Lier les transitions énergétique et agroécologique tout en créant de l’emploi dans les campagnes : les promesses de la méthanisation sont séduisantes. Il s’agit aussi de souveraineté énergétique, d’économie circulaire et de valorisation des déchets. Sur le papier, la filière paraît vertueuse et pourrait mettre d’accord acteurs du monde agricole et militants écologistes opposés depuis des décennies.
Et pourtant, crispations et divisions sont légion. « Aujourd’hui, il y a 275 associations d’opposition et plus de 330 000 signatures de riverains opposés à des projets ou unités en fonctionnement », souligne Daniel Chateigner, du CNSM (1), collectif qui regroupe des scientifiques opposés au développement de la filière.

Entrées d'annotation spatiale
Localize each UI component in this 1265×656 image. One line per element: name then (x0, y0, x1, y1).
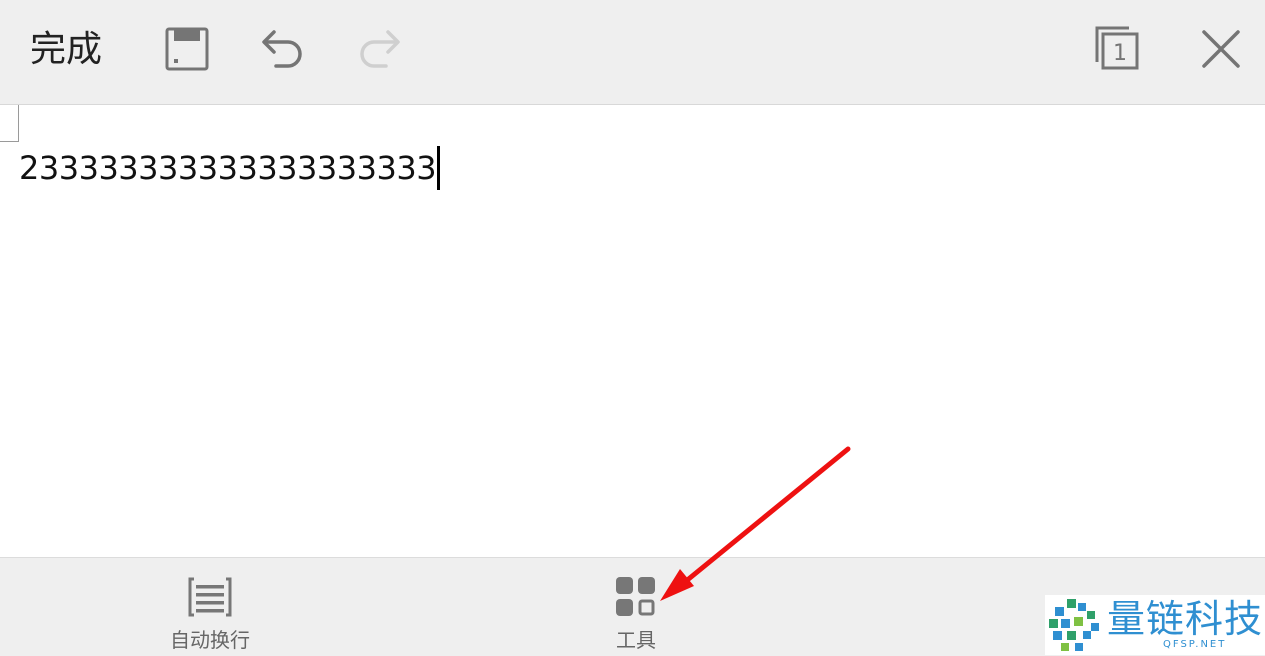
wrap-lines-icon (188, 577, 232, 617)
page-number: 1 (1113, 41, 1127, 66)
watermark-logo: 量链科技 QFSP.NET (1045, 595, 1265, 655)
word-wrap-label: 自动换行 (170, 628, 250, 652)
watermark-subtitle: QFSP.NET (1163, 639, 1227, 650)
grid-tools-icon (616, 577, 655, 616)
editor-line[interactable]: 233333333333333333333 (19, 146, 441, 190)
close-icon[interactable] (1199, 27, 1243, 75)
tools-label: 工具 (616, 628, 656, 652)
logo-icon (1049, 599, 1099, 651)
top-toolbar: 完成 1 (0, 0, 1265, 105)
watermark-title: 量链科技 (1107, 597, 1264, 641)
done-button[interactable]: 完成 (30, 26, 102, 74)
text-editor[interactable]: 233333333333333333333 (0, 105, 1265, 557)
tools-button[interactable]: 工具 (566, 558, 706, 656)
page-count-icon[interactable]: 1 (1093, 24, 1143, 78)
text-cursor (437, 146, 441, 190)
word-wrap-button[interactable]: 自动换行 (140, 558, 280, 656)
undo-icon[interactable] (258, 26, 308, 76)
save-icon[interactable] (163, 25, 211, 77)
editor-text[interactable]: 233333333333333333333 (19, 149, 437, 187)
redo-icon[interactable] (354, 26, 404, 76)
page-corner-marker (0, 105, 19, 142)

◆ CONSIGNE: Traduisez en anglais cette phrase du texte sur la méthanisation : « Sur le papier, la filière paraît vertueuse et pourrait mettre d’accord acteurs du monde agricole et militants écologistes opposés depuis des décennies. »

◆ RÉPONSE: On paper, the sector seems virtuous and could bring together players from the farming world and environmental activists who have been at odds for decades.